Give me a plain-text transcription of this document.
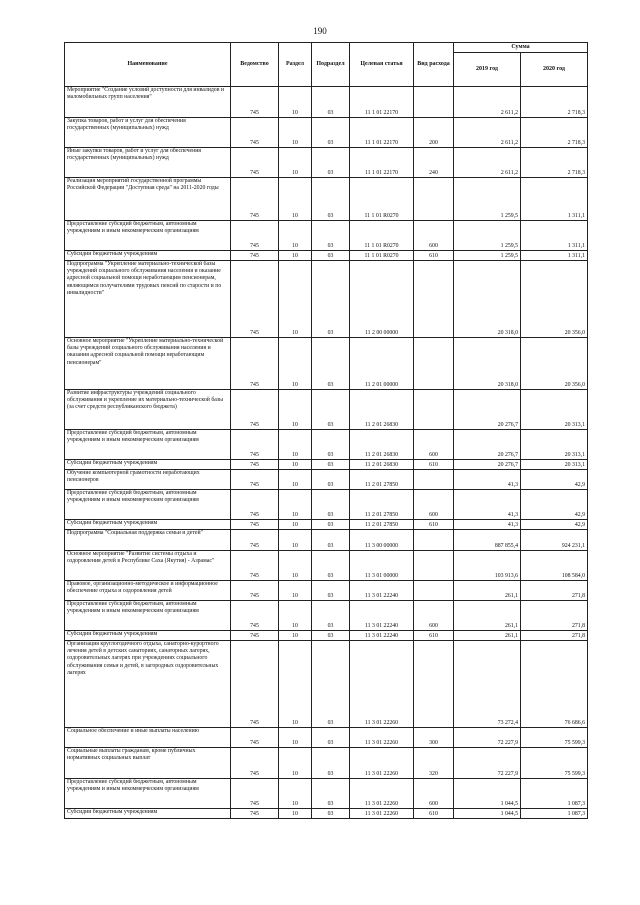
190
Наименование	Ведомство	Раздел	Подраздел	Целевая статья	Вид расхода	Сумма	
						2019 год	2020 год
Мероприятие "Создание условий доступности для инвалидов и маломобильных групп населения"	745	10	03	11 1 01 22170		2 611,2	2 718,3
Закупка товаров, работ и услуг для обеспечения государственных (муниципальных) нужд	745	10	03	11 1 01 22170	200	2 611,2	2 718,3
Иные закупки товаров, работ и услуг для обеспечения государственных (муниципальных) нужд	745	10	03	11 1 01 22170	240	2 611,2	2 718,3
Реализация мероприятий государственной программы Российской Федерации "Доступная среда" на 2011-2020 годы	745	10	03	11 1 01 R0270		1 259,5	1 311,1
Предоставление субсидий бюджетным, автономным учреждениям и иным некоммерческим организациям	745	10	03	11 1 01 R0270	600	1 259,5	1 311,1
Субсидии бюджетным учреждениям	745	10	03	11 1 01 R0270	610	1 259,5	1 311,1
Подпрограмма "Укрепление материально-технической базы учреждений социального обслуживания населения и оказание адресной социальной помощи неработающим пенсионерам, являющимся получателями трудовых пенсий по старости и по инвалидности"	745	10	03	11 2 00 00000		20 318,0	20 356,0
Основное мероприятие "Укрепление материально-технической базы учреждений социального обслуживания населения и оказания адресной социальной помощи неработающим пенсионерам"	745	10	03	11 2 01 00000		20 318,0	20 356,0
Развитие инфраструктуры учреждений социального обслуживания и укрепление их материально-технической базы (за счет средств республиканского бюджета)	745	10	03	11 2 01 26830		20 276,7	20 313,1
Предоставление субсидий бюджетным, автономным учреждениям и иным некоммерческим организациям	745	10	03	11 2 01 26830	600	20 276,7	20 313,1
Субсидии бюджетным учреждениям	745	10	03	11 2 01 26830	610	20 276,7	20 313,1
Обучение компьютерной грамотности неработающих пенсионеров	745	10	03	11 2 01 27850		41,3	42,9
Предоставление субсидий бюджетным, автономным учреждениям и иным некоммерческим организациям	745	10	03	11 2 01 27850	600	41,3	42,9
Субсидии бюджетным учреждениям	745	10	03	11 2 01 27850	610	41,3	42,9
Подпрограмма "Социальная поддержка семьи и детей"	745	10	03	11 3 00 00000		887 855,4	924 231,1
Основное мероприятие "Развитие системы отдыха и оздоровления детей в Республике Саха (Якутия) - Азрамас"	745	10	03	11 3 01 00000		103 913,6	108 584,0
Правовое, организационно-методическое и информационное обеспечение отдыха и оздоровления детей	745	10	03	11 3 01 22240		261,1	271,8
Предоставление субсидий бюджетным, автономным учреждениям и иным некоммерческим организациям	745	10	03	11 3 01 22240	600	261,1	271,8
Субсидии бюджетным учреждениям	745	10	03	11 3 01 22240	610	261,1	271,8
Организация круглогодичного отдыха, санаторно-курортного лечения детей в детских санаториях, санаторных лагерях, оздоровительных лагерях при учреждениях социального обслуживания семьи и детей, в загородных оздоровительных лагерях	745	10	03	11 3 01 22260		73 272,4	76 686,6
Социальное обеспечение и иные выплаты населению	745	10	03	11 3 01 22260	300	72 227,9	75 599,3
Социальные выплаты гражданам, кроме публичных нормативных социальных выплат	745	10	03	11 3 01 22260	320	72 227,9	75 599,3
Предоставление субсидий бюджетным, автономным учреждениям и иным некоммерческим организациям	745	10	03	11 3 01 22260	600	1 044,5	1 087,3
Субсидии бюджетным учреждениям	745	10	03	11 3 01 22260	610	1 044,5	1 087,3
================================
**WHAT IS NEEDED**.
Scan the data above and copy every line with "адресной" in it.

**TASK OUTPUT**.
Подпрограмма "Укрепление материально-технической базы учреждений социального обслуживания населения и оказание адресной социальной помощи неработающим пенсионерам, являющимся получателями трудовых пенсий по старости и по инвалидности"	745	10	03	11 2 00 00000		20 318,0	20 356,0
Основное мероприятие "Укрепление материально-технической базы учреждений социального обслуживания населения и оказания адресной социальной помощи неработающим пенсионерам"	745	10	03	11 2 01 00000		20 318,0	20 356,0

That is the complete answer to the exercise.